=== Directions for this task ===
Each entry below should be reproduced character for character.
start
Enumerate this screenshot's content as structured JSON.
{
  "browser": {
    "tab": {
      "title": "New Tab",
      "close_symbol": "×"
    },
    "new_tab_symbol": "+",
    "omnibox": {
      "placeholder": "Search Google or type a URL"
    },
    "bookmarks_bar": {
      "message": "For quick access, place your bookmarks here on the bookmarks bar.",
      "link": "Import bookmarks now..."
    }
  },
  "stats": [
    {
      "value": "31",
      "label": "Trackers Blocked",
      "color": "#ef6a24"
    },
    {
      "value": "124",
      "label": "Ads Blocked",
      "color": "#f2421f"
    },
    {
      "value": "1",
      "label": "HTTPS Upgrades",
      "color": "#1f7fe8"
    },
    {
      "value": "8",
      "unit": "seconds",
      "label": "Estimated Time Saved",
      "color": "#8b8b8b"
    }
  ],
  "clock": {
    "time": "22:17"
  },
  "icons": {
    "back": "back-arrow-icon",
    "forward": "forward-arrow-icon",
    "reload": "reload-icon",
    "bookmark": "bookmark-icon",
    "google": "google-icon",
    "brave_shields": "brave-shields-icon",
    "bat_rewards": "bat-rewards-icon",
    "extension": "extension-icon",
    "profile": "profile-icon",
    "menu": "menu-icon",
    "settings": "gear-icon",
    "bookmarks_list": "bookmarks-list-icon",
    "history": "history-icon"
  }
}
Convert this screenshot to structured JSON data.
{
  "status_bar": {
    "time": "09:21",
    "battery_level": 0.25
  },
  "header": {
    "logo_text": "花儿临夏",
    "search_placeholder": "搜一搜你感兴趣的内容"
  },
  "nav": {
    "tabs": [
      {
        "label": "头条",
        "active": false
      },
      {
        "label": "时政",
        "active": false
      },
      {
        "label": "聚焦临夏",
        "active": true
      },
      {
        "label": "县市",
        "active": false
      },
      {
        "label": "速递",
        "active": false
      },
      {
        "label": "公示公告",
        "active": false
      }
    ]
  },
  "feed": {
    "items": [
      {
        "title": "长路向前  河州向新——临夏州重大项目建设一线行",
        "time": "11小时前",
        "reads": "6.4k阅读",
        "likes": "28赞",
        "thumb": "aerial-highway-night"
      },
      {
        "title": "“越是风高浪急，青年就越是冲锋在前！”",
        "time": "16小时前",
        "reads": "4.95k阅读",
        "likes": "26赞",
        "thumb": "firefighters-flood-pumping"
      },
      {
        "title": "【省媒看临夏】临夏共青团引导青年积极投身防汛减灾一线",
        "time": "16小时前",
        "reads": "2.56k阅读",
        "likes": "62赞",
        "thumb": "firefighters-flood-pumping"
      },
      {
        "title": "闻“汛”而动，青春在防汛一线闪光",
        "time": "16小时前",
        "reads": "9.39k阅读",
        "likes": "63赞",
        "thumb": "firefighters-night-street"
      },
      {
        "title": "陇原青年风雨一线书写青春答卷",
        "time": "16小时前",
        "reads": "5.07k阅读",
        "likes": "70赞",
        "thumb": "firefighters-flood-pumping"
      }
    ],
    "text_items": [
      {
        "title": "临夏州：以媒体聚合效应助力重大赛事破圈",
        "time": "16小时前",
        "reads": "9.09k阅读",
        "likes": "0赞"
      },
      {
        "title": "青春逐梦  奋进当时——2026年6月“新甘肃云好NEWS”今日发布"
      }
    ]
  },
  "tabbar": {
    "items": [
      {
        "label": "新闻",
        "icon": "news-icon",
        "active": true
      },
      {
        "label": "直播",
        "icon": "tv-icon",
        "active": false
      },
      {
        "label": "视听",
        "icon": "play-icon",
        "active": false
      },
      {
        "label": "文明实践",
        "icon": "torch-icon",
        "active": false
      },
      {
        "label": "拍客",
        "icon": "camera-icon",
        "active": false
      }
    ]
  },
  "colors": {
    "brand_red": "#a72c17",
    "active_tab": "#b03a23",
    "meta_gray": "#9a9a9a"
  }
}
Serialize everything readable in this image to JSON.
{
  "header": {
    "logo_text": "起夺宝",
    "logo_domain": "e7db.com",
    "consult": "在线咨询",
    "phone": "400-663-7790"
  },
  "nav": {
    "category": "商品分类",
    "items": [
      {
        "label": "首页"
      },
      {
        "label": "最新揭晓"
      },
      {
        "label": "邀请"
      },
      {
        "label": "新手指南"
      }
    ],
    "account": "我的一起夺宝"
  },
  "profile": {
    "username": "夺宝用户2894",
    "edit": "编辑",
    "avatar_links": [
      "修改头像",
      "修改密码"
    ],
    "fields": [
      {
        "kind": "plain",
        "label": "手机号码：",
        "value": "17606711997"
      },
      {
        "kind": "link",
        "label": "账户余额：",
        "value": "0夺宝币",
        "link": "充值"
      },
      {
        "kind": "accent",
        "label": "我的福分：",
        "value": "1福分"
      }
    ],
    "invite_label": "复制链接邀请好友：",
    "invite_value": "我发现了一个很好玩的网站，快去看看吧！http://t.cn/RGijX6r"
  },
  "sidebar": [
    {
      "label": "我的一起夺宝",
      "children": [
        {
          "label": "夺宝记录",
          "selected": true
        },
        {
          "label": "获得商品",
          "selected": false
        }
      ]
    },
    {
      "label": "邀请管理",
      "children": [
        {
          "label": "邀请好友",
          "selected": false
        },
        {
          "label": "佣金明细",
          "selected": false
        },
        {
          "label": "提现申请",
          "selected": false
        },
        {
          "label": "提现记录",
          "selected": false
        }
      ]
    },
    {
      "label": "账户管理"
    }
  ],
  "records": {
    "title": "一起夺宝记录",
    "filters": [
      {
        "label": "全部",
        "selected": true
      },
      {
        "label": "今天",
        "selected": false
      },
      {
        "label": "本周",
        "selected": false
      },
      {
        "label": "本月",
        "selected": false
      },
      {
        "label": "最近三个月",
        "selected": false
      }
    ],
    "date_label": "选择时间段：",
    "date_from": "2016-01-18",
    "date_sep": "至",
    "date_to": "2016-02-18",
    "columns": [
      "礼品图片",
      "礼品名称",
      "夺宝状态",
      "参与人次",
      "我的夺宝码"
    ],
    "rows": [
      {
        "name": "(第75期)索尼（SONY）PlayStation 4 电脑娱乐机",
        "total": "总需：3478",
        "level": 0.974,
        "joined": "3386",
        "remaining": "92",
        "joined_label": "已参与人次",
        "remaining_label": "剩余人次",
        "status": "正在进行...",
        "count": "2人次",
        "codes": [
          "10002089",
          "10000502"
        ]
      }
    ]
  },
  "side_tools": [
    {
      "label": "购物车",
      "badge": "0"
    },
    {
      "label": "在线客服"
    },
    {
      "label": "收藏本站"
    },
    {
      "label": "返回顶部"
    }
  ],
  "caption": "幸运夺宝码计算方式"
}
end
=== Problem solution ===
Enumerate this screenshot's content as structured JSON.
{
  "browser": {
    "tab": {
      "title": "New Tab",
      "close_symbol": "×"
    },
    "new_tab_symbol": "+",
    "omnibox": {
      "placeholder": "Search Google or type a URL"
    },
    "bookmarks_bar": {
      "message": "For quick access, place your bookmarks here on the bookmarks bar.",
      "link": "Import bookmarks now..."
    }
  },
  "stats": [
    {
      "value": "31",
      "label": "Trackers Blocked",
      "color": "#ef6a24"
    },
    {
      "value": "124",
      "label": "Ads Blocked",
      "color": "#f2421f"
    },
    {
      "value": "1",
      "label": "HTTPS Upgrades",
      "color": "#1f7fe8"
    },
    {
      "value": "8",
      "unit": "seconds",
      "label": "Estimated Time Saved",
      "color": "#8b8b8b"
    }
  ],
  "clock": {
    "time": "22:17"
  },
  "icons": {
    "back": "back-arrow-icon",
    "forward": "forward-arrow-icon",
    "reload": "reload-icon",
    "bookmark": "bookmark-icon",
    "google": "google-icon",
    "brave_shields": "brave-shields-icon",
    "bat_rewards": "bat-rewards-icon",
    "extension": "extension-icon",
    "profile": "profile-icon",
    "menu": "menu-icon",
    "settings": "gear-icon",
    "bookmarks_list": "bookmarks-list-icon",
    "history": "history-icon"
  }
}
Convert this screenshot to structured JSON data.
{
  "status_bar": {
    "time": "09:21",
    "battery_level": 0.25
  },
  "header": {
    "logo_text": "花儿临夏",
    "search_placeholder": "搜一搜你感兴趣的内容"
  },
  "nav": {
    "tabs": [
      {
        "label": "头条",
        "active": false
      },
      {
        "label": "时政",
        "active": false
      },
      {
        "label": "聚焦临夏",
        "active": true
      },
      {
        "label": "县市",
        "active": false
      },
      {
        "label": "速递",
        "active": false
      },
      {
        "label": "公示公告",
        "active": false
      }
    ]
  },
  "feed": {
    "items": [
      {
        "title": "长路向前  河州向新——临夏州重大项目建设一线行",
        "time": "11小时前",
        "reads": "6.4k阅读",
        "likes": "28赞",
        "thumb": "aerial-highway-night"
      },
      {
        "title": "“越是风高浪急，青年就越是冲锋在前！”",
        "time": "16小时前",
        "reads": "4.95k阅读",
        "likes": "26赞",
        "thumb": "firefighters-flood-pumping"
      },
      {
        "title": "【省媒看临夏】临夏共青团引导青年积极投身防汛减灾一线",
        "time": "16小时前",
        "reads": "2.56k阅读",
        "likes": "62赞",
        "thumb": "firefighters-flood-pumping"
      },
      {
        "title": "闻“汛”而动，青春在防汛一线闪光",
        "time": "16小时前",
        "reads": "9.39k阅读",
        "likes": "63赞",
        "thumb": "firefighters-night-street"
      },
      {
        "title": "陇原青年风雨一线书写青春答卷",
        "time": "16小时前",
        "reads": "5.07k阅读",
        "likes": "70赞",
        "thumb": "firefighters-flood-pumping"
      }
    ],
    "text_items": [
      {
        "title": "临夏州：以媒体聚合效应助力重大赛事破圈",
        "time": "16小时前",
        "reads": "9.09k阅读",
        "likes": "0赞"
      },
      {
        "title": "青春逐梦  奋进当时——2026年6月“新甘肃云好NEWS”今日发布"
      }
    ]
  },
  "tabbar": {
    "items": [
      {
        "label": "新闻",
        "icon": "news-icon",
        "active": true
      },
      {
        "label": "直播",
        "icon": "tv-icon",
        "active": false
      },
      {
        "label": "视听",
        "icon": "play-icon",
        "active": false
      },
      {
        "label": "文明实践",
        "icon": "torch-icon",
        "active": false
      },
      {
        "label": "拍客",
        "icon": "camera-icon",
        "active": false
      }
    ]
  },
  "colors": {
    "brand_red": "#a72c17",
    "active_tab": "#b03a23",
    "meta_gray": "#9a9a9a"
  }
}
Serialize everything readable in this image to JSON.
{
  "header": {
    "logo_text": "起夺宝",
    "logo_domain": "e7db.com",
    "consult": "在线咨询",
    "phone": "400-663-7790"
  },
  "nav": {
    "category": "商品分类",
    "items": [
      {
        "label": "首页"
      },
      {
        "label": "最新揭晓"
      },
      {
        "label": "邀请"
      },
      {
        "label": "新手指南"
      }
    ],
    "account": "我的一起夺宝"
  },
  "profile": {
    "username": "夺宝用户2894",
    "edit": "编辑",
    "avatar_links": [
      "修改头像",
      "修改密码"
    ],
    "fields": [
      {
        "kind": "plain",
        "label": "手机号码：",
        "value": "17606711997"
      },
      {
        "kind": "link",
        "label": "账户余额：",
        "value": "0夺宝币",
        "link": "充值"
      },
      {
        "kind": "accent",
        "label": "我的福分：",
        "value": "1福分"
      }
    ],
    "invite_label": "复制链接邀请好友：",
    "invite_value": "我发现了一个很好玩的网站，快去看看吧！http://t.cn/RGijX6r"
  },
  "sidebar": [
    {
      "label": "我的一起夺宝",
      "children": [
        {
          "label": "夺宝记录",
          "selected": true
        },
        {
          "label": "获得商品",
          "selected": false
        }
      ]
    },
    {
      "label": "邀请管理",
      "children": [
        {
          "label": "邀请好友",
          "selected": false
        },
        {
          "label": "佣金明细",
          "selected": false
        },
        {
          "label": "提现申请",
          "selected": false
        },
        {
          "label": "提现记录",
          "selected": false
        }
      ]
    },
    {
      "label": "账户管理"
    }
  ],
  "records": {
    "title": "一起夺宝记录",
    "filters": [
      {
        "label": "全部",
        "selected": true
      },
      {
        "label": "今天",
        "selected": false
      },
      {
        "label": "本周",
        "selected": false
      },
      {
        "label": "本月",
        "selected": false
      },
      {
        "label": "最近三个月",
        "selected": false
      }
    ],
    "date_label": "选择时间段：",
    "date_from": "2016-01-18",
    "date_sep": "至",
    "date_to": "2016-02-18",
    "columns": [
      "礼品图片",
      "礼品名称",
      "夺宝状态",
      "参与人次",
      "我的夺宝码"
    ],
    "rows": [
      {
        "name": "(第75期)索尼（SONY）PlayStation 4 电脑娱乐机",
        "total": "总需：3478",
        "level": 0.974,
        "joined": "3386",
        "remaining": "92",
        "joined_label": "已参与人次",
        "remaining_label": "剩余人次",
        "status": "正在进行...",
        "count": "2人次",
        "codes": [
          "10002089",
          "10000502"
        ]
      }
    ]
  },
  "side_tools": [
    {
      "label": "购物车",
      "badge": "0"
    },
    {
      "label": "在线客服"
    },
    {
      "label": "收藏本站"
    },
    {
      "label": "返回顶部"
    }
  ],
  "caption": "幸运夺宝码计算方式"
}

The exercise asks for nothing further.